Copy each line exactly. Leave nothing out.

------------------------------------------------

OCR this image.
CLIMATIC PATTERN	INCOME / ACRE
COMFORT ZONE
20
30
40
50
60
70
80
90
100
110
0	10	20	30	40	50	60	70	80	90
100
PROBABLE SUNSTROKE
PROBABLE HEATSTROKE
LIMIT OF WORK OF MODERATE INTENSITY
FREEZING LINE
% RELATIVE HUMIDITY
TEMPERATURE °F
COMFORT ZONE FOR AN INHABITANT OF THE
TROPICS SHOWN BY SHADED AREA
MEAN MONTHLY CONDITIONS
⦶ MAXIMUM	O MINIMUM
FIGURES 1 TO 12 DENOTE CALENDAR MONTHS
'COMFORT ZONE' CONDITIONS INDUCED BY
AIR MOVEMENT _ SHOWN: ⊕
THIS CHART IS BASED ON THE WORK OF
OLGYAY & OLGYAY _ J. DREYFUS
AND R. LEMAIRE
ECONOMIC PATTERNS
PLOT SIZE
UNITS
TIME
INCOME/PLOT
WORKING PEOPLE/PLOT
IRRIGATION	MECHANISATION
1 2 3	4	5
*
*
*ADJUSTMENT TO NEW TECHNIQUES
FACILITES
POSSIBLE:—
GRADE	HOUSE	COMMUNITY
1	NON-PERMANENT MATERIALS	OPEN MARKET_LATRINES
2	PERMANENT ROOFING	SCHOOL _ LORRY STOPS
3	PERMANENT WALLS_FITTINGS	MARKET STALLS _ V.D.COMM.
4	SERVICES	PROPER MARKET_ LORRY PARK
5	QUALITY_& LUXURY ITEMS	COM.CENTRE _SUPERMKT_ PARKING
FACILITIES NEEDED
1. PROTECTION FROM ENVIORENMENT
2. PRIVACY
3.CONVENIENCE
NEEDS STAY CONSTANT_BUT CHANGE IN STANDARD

------------------------------------------------

Answer to this task:
OCR this image.
CLIMATIC PATTERN	INCOME / ACRE
COMFORT ZONE
20
30
40
50
60
70
80
90
100
110
0	10	20	30	40	50	60	70	80	90
100
PROBABLE SUNSTROKE
PROBABLE HEATSTROKE
LIMIT OF WORK OF MODERATE INTENSITY
FREEZING LINE
% RELATIVE HUMIDITY
TEMPERATURE °F
COMFORT ZONE FOR AN INHABITANT OF THE
TROPICS SHOWN BY SHADED AREA
MEAN MONTHLY CONDITIONS
⦶ MAXIMUM	O MINIMUM
FIGURES 1 TO 12 DENOTE CALENDAR MONTHS
'COMFORT ZONE' CONDITIONS INDUCED BY
AIR MOVEMENT _ SHOWN: ⊕
THIS CHART IS BASED ON THE WORK OF
OLGYAY & OLGYAY _ J. DREYFUS
AND R. LEMAIRE
ECONOMIC PATTERNS
PLOT SIZE
UNITS
TIME
INCOME/PLOT
WORKING PEOPLE/PLOT
IRRIGATION	MECHANISATION
1 2 3	4	5
*
*
*ADJUSTMENT TO NEW TECHNIQUES
FACILITES
POSSIBLE:—
GRADE	HOUSE	COMMUNITY
1	NON-PERMANENT MATERIALS	OPEN MARKET_LATRINES
2	PERMANENT ROOFING	SCHOOL _ LORRY STOPS
3	PERMANENT WALLS_FITTINGS	MARKET STALLS _ V.D.COMM.
4	SERVICES	PROPER MARKET_ LORRY PARK
5	QUALITY_& LUXURY ITEMS	COM.CENTRE _SUPERMKT_ PARKING
FACILITIES NEEDED
1. PROTECTION FROM ENVIORENMENT
2. PRIVACY
3.CONVENIENCE
NEEDS STAY CONSTANT_BUT CHANGE IN STANDARD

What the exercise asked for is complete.